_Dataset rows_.
** BEGIN **
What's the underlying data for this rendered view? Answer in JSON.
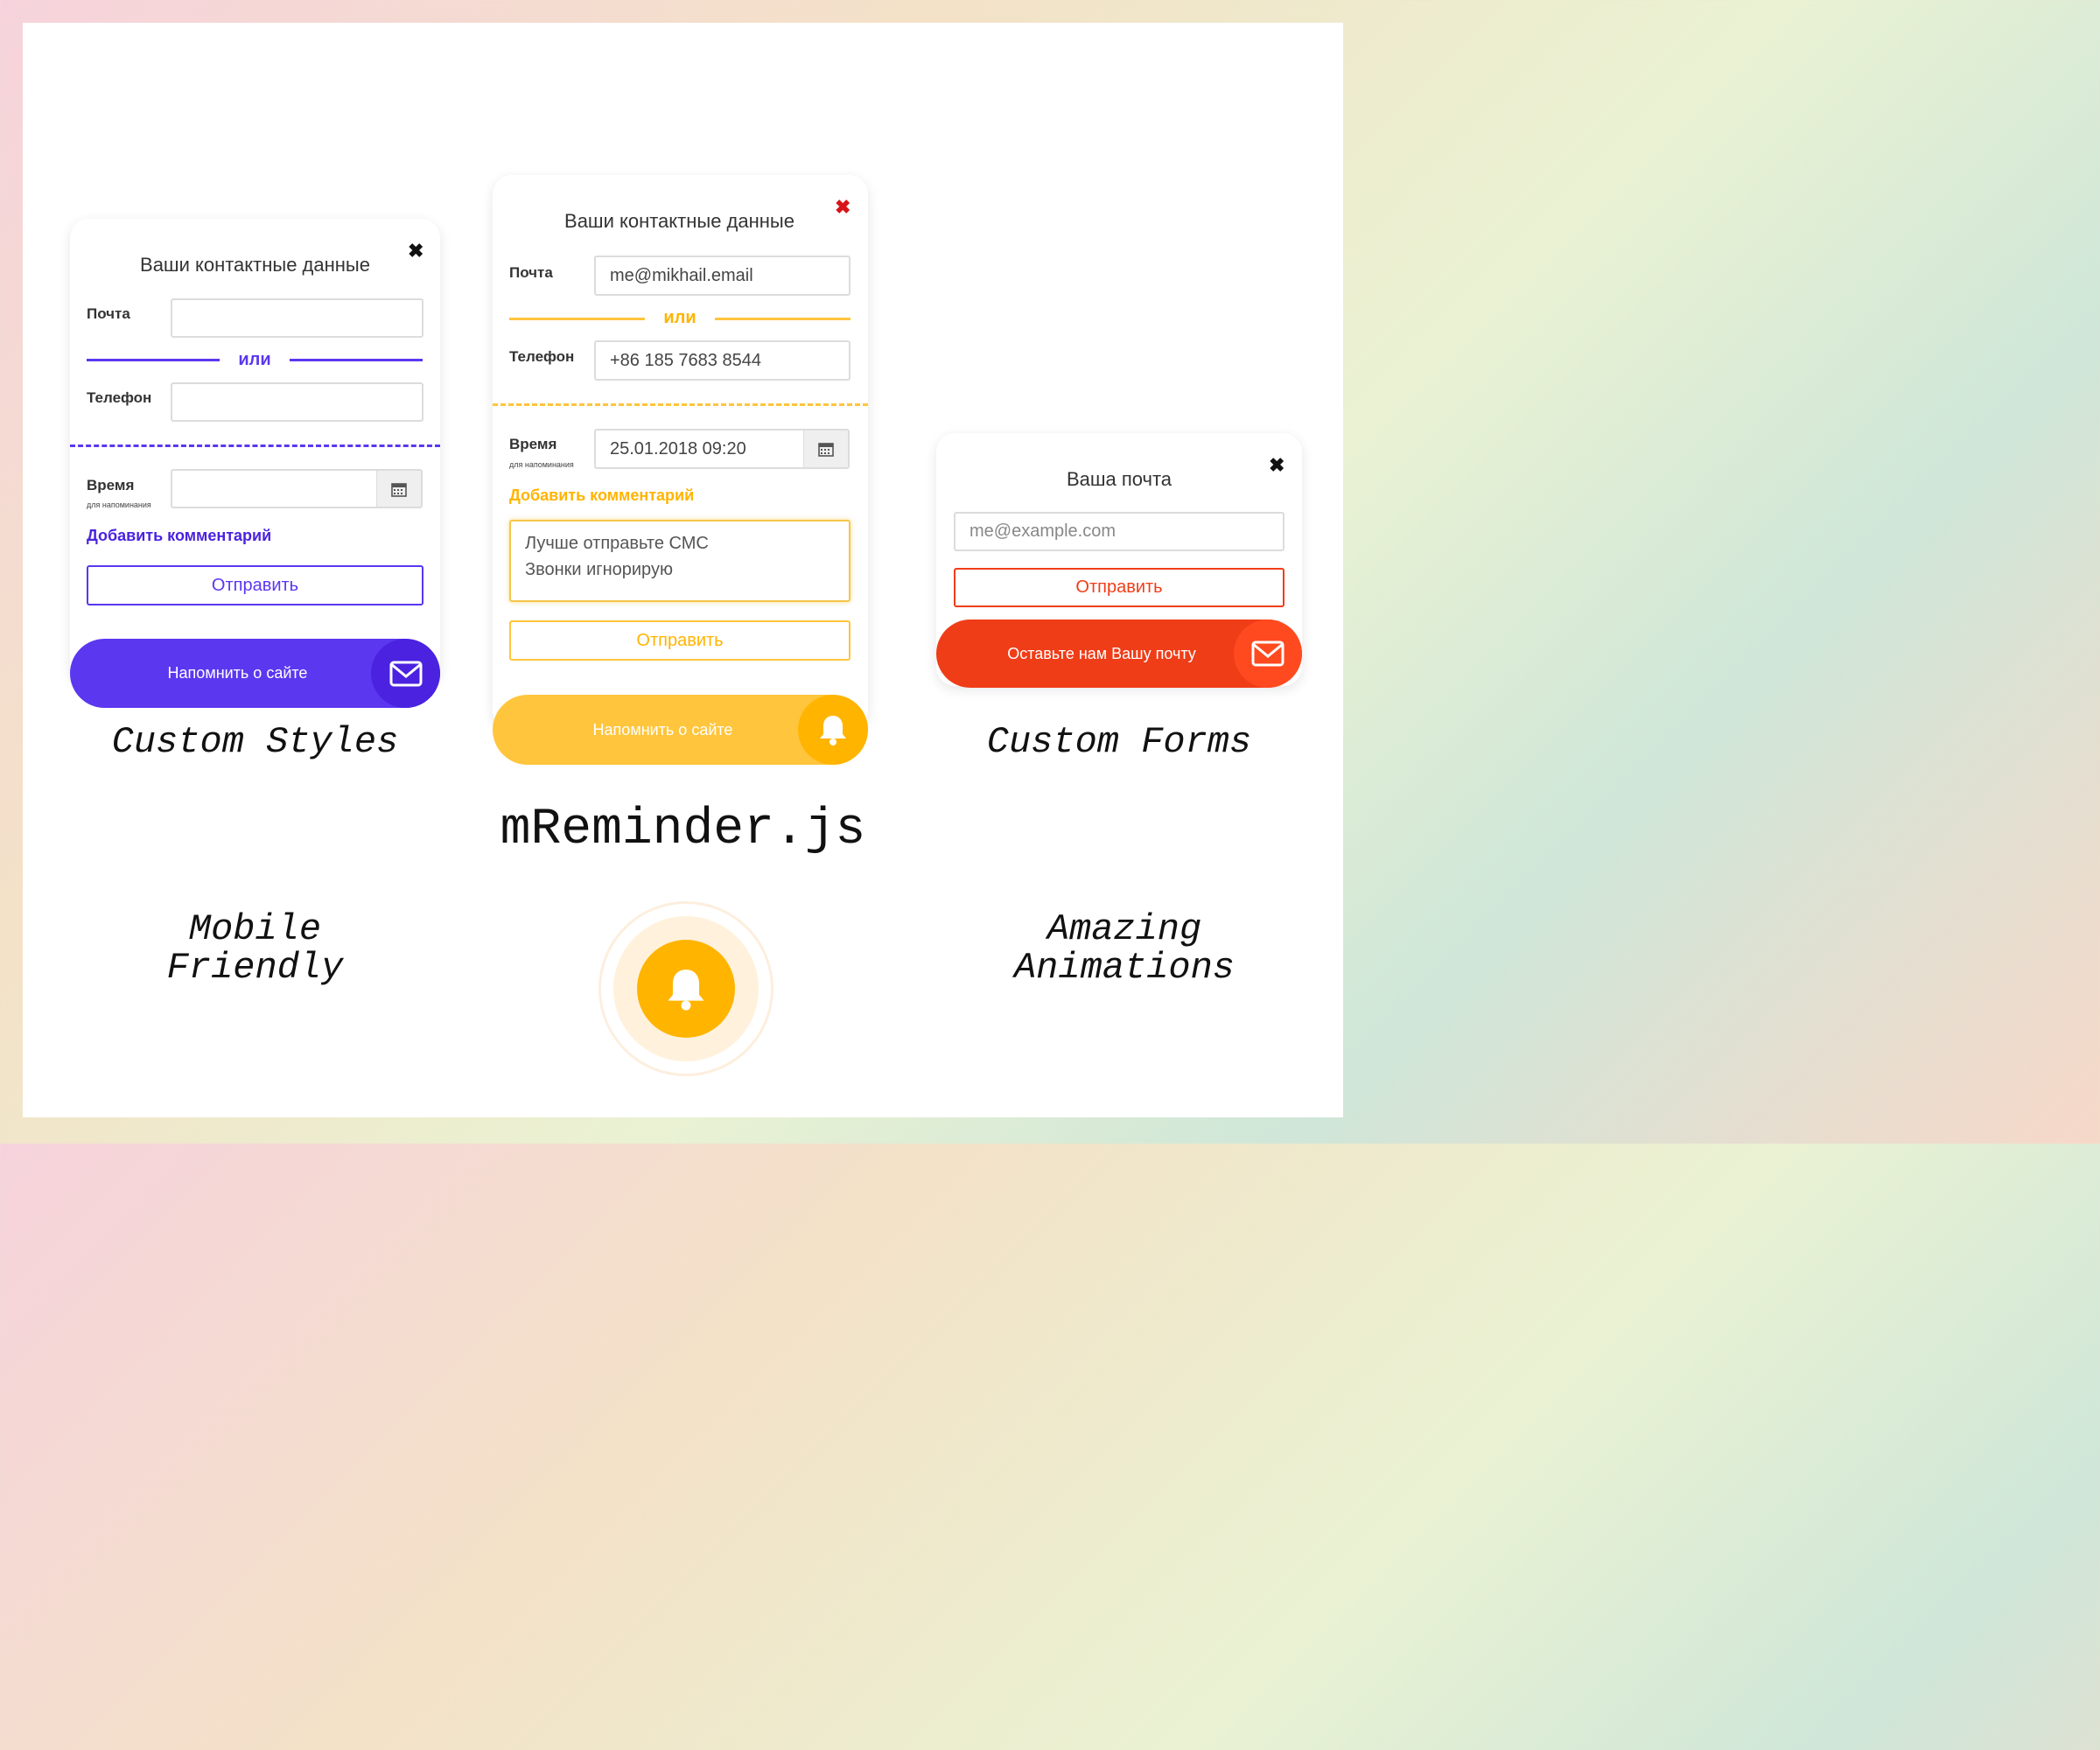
{
  "colors": {
    "purple": "#5b37f0",
    "purple_dark": "#4a22e0",
    "yellow": "#ffc53d",
    "yellow_dark": "#ffb400",
    "orange_red": "#ef3d18",
    "red_close": "#d8141a"
  },
  "card_purple": {
    "title": "Ваши контактные данные",
    "close_icon": "close-icon",
    "email_label": "Почта",
    "email_value": "",
    "or_text": "или",
    "phone_label": "Телефон",
    "phone_value": "",
    "time_label": "Время",
    "time_sublabel": "для напоминания",
    "time_value": "",
    "comment_link": "Добавить комментарий",
    "submit": "Отправить",
    "remind": "Напомнить о сайте",
    "remind_icon": "envelope-icon"
  },
  "card_yellow": {
    "title": "Ваши контактные данные",
    "close_icon": "close-icon",
    "email_label": "Почта",
    "email_value": "me@mikhail.email",
    "or_text": "или",
    "phone_label": "Телефон",
    "phone_value": "+86 185 7683 8544",
    "time_label": "Время",
    "time_sublabel": "для напоминания",
    "time_value": "25.01.2018 09:20",
    "comment_link": "Добавить комментарий",
    "comment_line1": "Лучше отправьте СМС",
    "comment_line2": "Звонки игнорирую",
    "submit": "Отправить",
    "remind": "Напомнить о сайте",
    "remind_icon": "bell-icon"
  },
  "card_red": {
    "title": "Ваша почта",
    "close_icon": "close-icon",
    "email_placeholder": "me@example.com",
    "submit": "Отправить",
    "remind": "Оставьте нам Вашу почту",
    "remind_icon": "envelope-icon"
  },
  "captions": {
    "custom_styles": "Custom Styles",
    "custom_forms": "Custom Forms",
    "brand": "mReminder.js",
    "mobile_1": "Mobile",
    "mobile_2": "Friendly",
    "amazing_1": "Amazing",
    "amazing_2": "Animations"
  }
}
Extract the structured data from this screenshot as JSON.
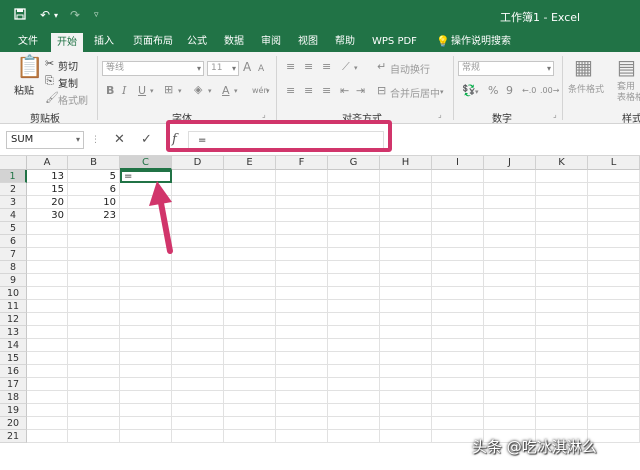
{
  "window": {
    "title": "工作簿1  -  Excel"
  },
  "quick_access": {
    "save_icon": "save-icon",
    "undo_icon": "undo-icon",
    "redo_icon": "redo-icon",
    "customize_icon": "customize-icon"
  },
  "tabs": [
    {
      "label": "文件",
      "active": false
    },
    {
      "label": "开始",
      "active": true
    },
    {
      "label": "插入",
      "active": false
    },
    {
      "label": "页面布局",
      "active": false
    },
    {
      "label": "公式",
      "active": false
    },
    {
      "label": "数据",
      "active": false
    },
    {
      "label": "审阅",
      "active": false
    },
    {
      "label": "视图",
      "active": false
    },
    {
      "label": "帮助",
      "active": false
    },
    {
      "label": "WPS PDF",
      "active": false
    },
    {
      "label": "操作说明搜索",
      "active": false
    }
  ],
  "ribbon": {
    "clipboard": {
      "paste": "粘贴",
      "cut": "剪切",
      "copy": "复制",
      "format_painter": "格式刷",
      "label": "剪贴板"
    },
    "font": {
      "font_name": "等线",
      "font_size": "11",
      "bold": "B",
      "italic": "I",
      "underline": "U",
      "grow": "A",
      "shrink": "A",
      "color_a": "A",
      "label": "字体"
    },
    "alignment": {
      "wrap_text": "自动换行",
      "merge_center": "合并后居中",
      "label": "对齐方式"
    },
    "number": {
      "format": "常规",
      "percent": "%",
      "comma": "9",
      "label": "数字"
    },
    "styles": {
      "conditional": "条件格式",
      "table_format": "套用\n表格格式",
      "label": "样式"
    }
  },
  "formula_bar": {
    "name_box": "SUM",
    "cancel": "✕",
    "enter": "✓",
    "fx": "f",
    "value": "="
  },
  "grid": {
    "columns": [
      "A",
      "B",
      "C",
      "D",
      "E",
      "F",
      "G",
      "H",
      "I",
      "J",
      "K",
      "L"
    ],
    "selected_column": "C",
    "rows": [
      "1",
      "2",
      "3",
      "4",
      "5",
      "6",
      "7",
      "8",
      "9",
      "10",
      "11",
      "12",
      "13",
      "14",
      "15",
      "16",
      "17",
      "18",
      "19",
      "20",
      "21"
    ],
    "selected_row": "1",
    "cells": [
      {
        "row": 1,
        "col": "A",
        "value": "13"
      },
      {
        "row": 1,
        "col": "B",
        "value": "5"
      },
      {
        "row": 2,
        "col": "A",
        "value": "15"
      },
      {
        "row": 2,
        "col": "B",
        "value": "6"
      },
      {
        "row": 3,
        "col": "A",
        "value": "20"
      },
      {
        "row": 3,
        "col": "B",
        "value": "10"
      },
      {
        "row": 4,
        "col": "A",
        "value": "30"
      },
      {
        "row": 4,
        "col": "B",
        "value": "23"
      }
    ],
    "active_cell": {
      "row": 1,
      "col": "C",
      "value": "="
    }
  },
  "annotation": {
    "highlight_color": "#d1356b"
  },
  "watermark": "头条 @吃冰淇淋么",
  "colors": {
    "brand": "#217346",
    "annotation": "#d1356b"
  }
}
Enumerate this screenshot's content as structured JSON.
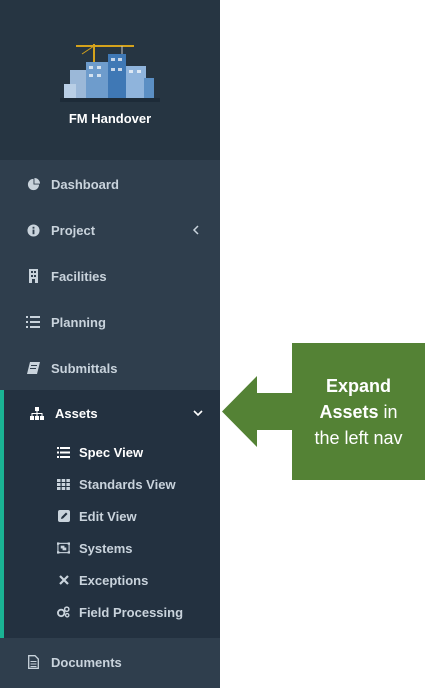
{
  "brand": {
    "title": "FM Handover"
  },
  "nav": {
    "dashboard": "Dashboard",
    "project": "Project",
    "facilities": "Facilities",
    "planning": "Planning",
    "submittals": "Submittals",
    "assets": "Assets",
    "documents": "Documents"
  },
  "assets_sub": {
    "spec_view": "Spec View",
    "standards_view": "Standards View",
    "edit_view": "Edit View",
    "systems": "Systems",
    "exceptions": "Exceptions",
    "field_processing": "Field Processing"
  },
  "callout": {
    "line1": "Expand",
    "line2_bold": "Assets",
    "line2_rest": " in",
    "line3": "the left nav"
  },
  "colors": {
    "sidebar_bg": "#2f3e4d",
    "brand_bg": "#263542",
    "active_block_bg": "#233140",
    "active_accent": "#1ab394",
    "callout_green": "#548235"
  },
  "icons": {
    "dashboard": "pie-chart-icon",
    "project": "info-circle-icon",
    "facilities": "building-icon",
    "planning": "list-icon",
    "submittals": "book-icon",
    "assets": "sitemap-icon",
    "spec_view": "list-lines-icon",
    "standards_view": "grid-icon",
    "edit_view": "edit-icon",
    "systems": "object-group-icon",
    "exceptions": "close-icon",
    "field_processing": "gears-icon",
    "documents": "file-icon"
  }
}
** END **
_WHAT IS BEING ASKED_.
Omit the pictures and give the material again, exactly and in full.

_RESPONSE_.
What's the underlying data for this rendered view? Answer in JSON.
{
  "colors": {
    "purple": "#5b37f0",
    "purple_dark": "#4a22e0",
    "yellow": "#ffc53d",
    "yellow_dark": "#ffb400",
    "orange_red": "#ef3d18",
    "red_close": "#d8141a"
  },
  "card_purple": {
    "title": "Ваши контактные данные",
    "close_icon": "close-icon",
    "email_label": "Почта",
    "email_value": "",
    "or_text": "или",
    "phone_label": "Телефон",
    "phone_value": "",
    "time_label": "Время",
    "time_sublabel": "для напоминания",
    "time_value": "",
    "comment_link": "Добавить комментарий",
    "submit": "Отправить",
    "remind": "Напомнить о сайте",
    "remind_icon": "envelope-icon"
  },
  "card_yellow": {
    "title": "Ваши контактные данные",
    "close_icon": "close-icon",
    "email_label": "Почта",
    "email_value": "me@mikhail.email",
    "or_text": "или",
    "phone_label": "Телефон",
    "phone_value": "+86 185 7683 8544",
    "time_label": "Время",
    "time_sublabel": "для напоминания",
    "time_value": "25.01.2018 09:20",
    "comment_link": "Добавить комментарий",
    "comment_line1": "Лучше отправьте СМС",
    "comment_line2": "Звонки игнорирую",
    "submit": "Отправить",
    "remind": "Напомнить о сайте",
    "remind_icon": "bell-icon"
  },
  "card_red": {
    "title": "Ваша почта",
    "close_icon": "close-icon",
    "email_placeholder": "me@example.com",
    "submit": "Отправить",
    "remind": "Оставьте нам Вашу почту",
    "remind_icon": "envelope-icon"
  },
  "captions": {
    "custom_styles": "Custom Styles",
    "custom_forms": "Custom Forms",
    "brand": "mReminder.js",
    "mobile_1": "Mobile",
    "mobile_2": "Friendly",
    "amazing_1": "Amazing",
    "amazing_2": "Animations"
  }
}
Extract the structured data from this screenshot as JSON.
{
  "window": {
    "title": "工作簿1  -  Excel"
  },
  "quick_access": {
    "save_icon": "save-icon",
    "undo_icon": "undo-icon",
    "redo_icon": "redo-icon",
    "customize_icon": "customize-icon"
  },
  "tabs": [
    {
      "label": "文件",
      "active": false
    },
    {
      "label": "开始",
      "active": true
    },
    {
      "label": "插入",
      "active": false
    },
    {
      "label": "页面布局",
      "active": false
    },
    {
      "label": "公式",
      "active": false
    },
    {
      "label": "数据",
      "active": false
    },
    {
      "label": "审阅",
      "active": false
    },
    {
      "label": "视图",
      "active": false
    },
    {
      "label": "帮助",
      "active": false
    },
    {
      "label": "WPS PDF",
      "active": false
    },
    {
      "label": "操作说明搜索",
      "active": false
    }
  ],
  "ribbon": {
    "clipboard": {
      "paste": "粘贴",
      "cut": "剪切",
      "copy": "复制",
      "format_painter": "格式刷",
      "label": "剪贴板"
    },
    "font": {
      "font_name": "等线",
      "font_size": "11",
      "bold": "B",
      "italic": "I",
      "underline": "U",
      "grow": "A",
      "shrink": "A",
      "color_a": "A",
      "label": "字体"
    },
    "alignment": {
      "wrap_text": "自动换行",
      "merge_center": "合并后居中",
      "label": "对齐方式"
    },
    "number": {
      "format": "常规",
      "percent": "%",
      "comma": "9",
      "label": "数字"
    },
    "styles": {
      "conditional": "条件格式",
      "table_format": "套用\n表格格式",
      "label": "样式"
    }
  },
  "formula_bar": {
    "name_box": "SUM",
    "cancel": "✕",
    "enter": "✓",
    "fx": "f",
    "value": "="
  },
  "grid": {
    "columns": [
      "A",
      "B",
      "C",
      "D",
      "E",
      "F",
      "G",
      "H",
      "I",
      "J",
      "K",
      "L"
    ],
    "selected_column": "C",
    "rows": [
      "1",
      "2",
      "3",
      "4",
      "5",
      "6",
      "7",
      "8",
      "9",
      "10",
      "11",
      "12",
      "13",
      "14",
      "15",
      "16",
      "17",
      "18",
      "19",
      "20",
      "21"
    ],
    "selected_row": "1",
    "cells": [
      {
        "row": 1,
        "col": "A",
        "value": "13"
      },
      {
        "row": 1,
        "col": "B",
        "value": "5"
      },
      {
        "row": 2,
        "col": "A",
        "value": "15"
      },
      {
        "row": 2,
        "col": "B",
        "value": "6"
      },
      {
        "row": 3,
        "col": "A",
        "value": "20"
      },
      {
        "row": 3,
        "col": "B",
        "value": "10"
      },
      {
        "row": 4,
        "col": "A",
        "value": "30"
      },
      {
        "row": 4,
        "col": "B",
        "value": "23"
      }
    ],
    "active_cell": {
      "row": 1,
      "col": "C",
      "value": "="
    }
  },
  "annotation": {
    "highlight_color": "#d1356b"
  },
  "watermark": "头条 @吃冰淇淋么",
  "colors": {
    "brand": "#217346",
    "annotation": "#d1356b"
  }
}
Enumerate this screenshot's content as structured JSON.
{
  "brand": {
    "title": "FM Handover"
  },
  "nav": {
    "dashboard": "Dashboard",
    "project": "Project",
    "facilities": "Facilities",
    "planning": "Planning",
    "submittals": "Submittals",
    "assets": "Assets",
    "documents": "Documents"
  },
  "assets_sub": {
    "spec_view": "Spec View",
    "standards_view": "Standards View",
    "edit_view": "Edit View",
    "systems": "Systems",
    "exceptions": "Exceptions",
    "field_processing": "Field Processing"
  },
  "callout": {
    "line1": "Expand",
    "line2_bold": "Assets",
    "line2_rest": " in",
    "line3": "the left nav"
  },
  "colors": {
    "sidebar_bg": "#2f3e4d",
    "brand_bg": "#263542",
    "active_block_bg": "#233140",
    "active_accent": "#1ab394",
    "callout_green": "#548235"
  },
  "icons": {
    "dashboard": "pie-chart-icon",
    "project": "info-circle-icon",
    "facilities": "building-icon",
    "planning": "list-icon",
    "submittals": "book-icon",
    "assets": "sitemap-icon",
    "spec_view": "list-lines-icon",
    "standards_view": "grid-icon",
    "edit_view": "edit-icon",
    "systems": "object-group-icon",
    "exceptions": "close-icon",
    "field_processing": "gears-icon",
    "documents": "file-icon"
  }
}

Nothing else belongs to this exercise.